----- Source passage -----
ARRESTS AND TRIALS OF ISLAMISTS IN UZBEKISTAN.

Publication: Monitor Volume: 5 Issue: 146

On July 14 a Tashkent court sentenced opposition activist Mahbuba Kasymova to five years’ in prison for having sheltered Rovshan Hamidov, a prominent militant of the Warriors of Islam, in her apartment over an extended period of time. The United States-based Human Rights Watch has denounced the sentence as part of an offensive against Uzbek human rights advocates. On July 25 the Supreme Court of Karakalpakistan–a nominally autonomous republic within Uzbekistan–sentenced three young Islamic activists to prison terms between ten and fifteen years for conspiring to overthrow the constitutional system. The three Uzbeks had been apprehended while attempting to cross clandestinely from Turkmenistan into Iran. In recent weeks, Uzbek police have detained scores of members of the underground Party of Liberation, whose leaders advocate restoration of the Islamic Caliphate. On July 23, a group of twenty-seven Islamists went on trial in Tashkent, most of them on terrorism-related charges (Tashkent Television, July 26; IPS, July 25; Voice of the Islamic Republic of Iran (Mashhad, in Uzbek), July 24).

The latest arrests and convictions form part of the crackdown on Islamic radical groups and independent Muslims, which intensified last year and gathered more steam after the February 16 terrorist bomb attacks in Tashkent. Iranian state radio, which had threatened violence against Uzbekistan and aired inflammatory broadcasts by Uzbek Islamic militants, now suggests that the Uzbek authorities themselves arranged the February 16 attacks and invented some other conspiracies as well. Iranian broadcasts to Uzbekistan are using not only Islamic but also secular Uzbek opposition figures, most recently Mohammad Solih, leader of the banned Erk party. In two recent broadcasts, Solih rejected accusations that he had supported the Islamic radical underground from his Turkish haven. He countered that the Uzbek authorities had orchestrated the explosions in order to crack down on the opposition and had extracted confessions–in that and other cases–through torture (Voice of the Islamic Republic of Iran (Mashhad, in Uzbek), July 24-25; see also the Monitor, March 26, April 16, May 13, June 4, 28, July 2).

The spiraling confrontation between the secular Uzbek government and Islam has produced an unusual constellation among the interested external factors. The Iranian regime and some Western human rights groups–two polar opposites–are condemning the crackdown in Uzbekistan. Secular Turkey has refused to extradite Solih or to rein in Turkish Islamists who sponsor schools in Uzbekistan–a refusal which has spoiled Ankara’s friendly relations with Tashkent. And Russia, which regards the Western-oriented Uzbekistan as a rival for influence in Central Asia and seldom misses an opportunity to criticize it, now seems reassured because it harbors its own, Soviet-bequeathed preconceptions about Islam.
-----
• Task brief: Translate this sentence from the article on Islamist arrests in Uzbekistan into Spanish: "The three Uzbeks had been apprehended while attempting to cross clandestinely from Turkmenistan into Iran." The material after this article is separate from it.
----- Data section -----
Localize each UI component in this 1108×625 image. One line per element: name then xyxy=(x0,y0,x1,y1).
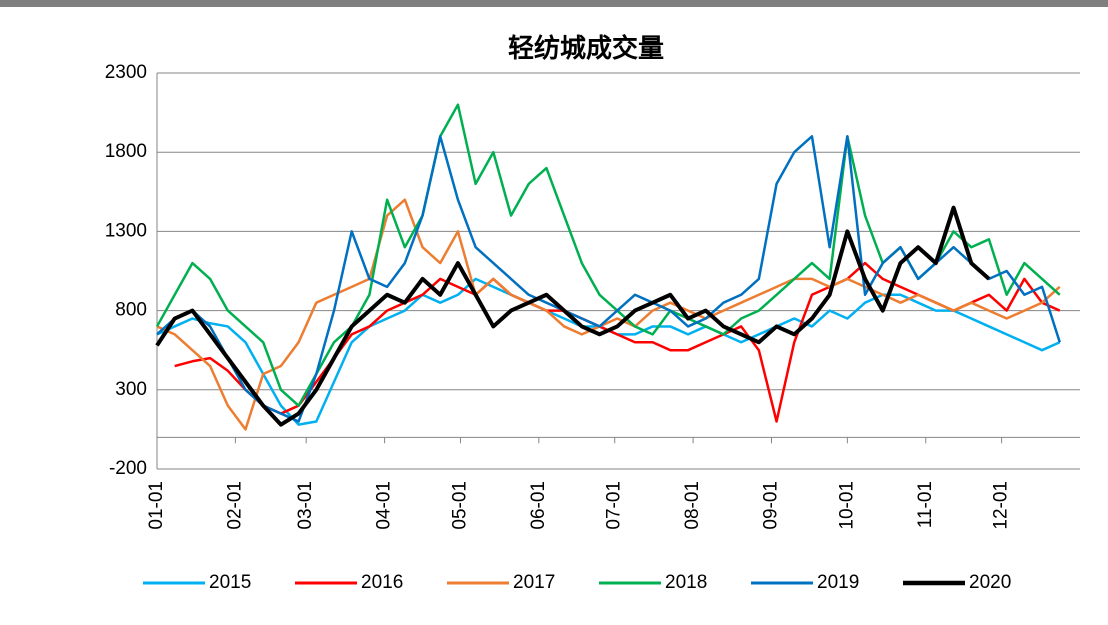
-----
• The answer: Los tres uzbekos habían sido detenidos mientras intentaban cruzar clandestinamente de Turkmenistán a Irán.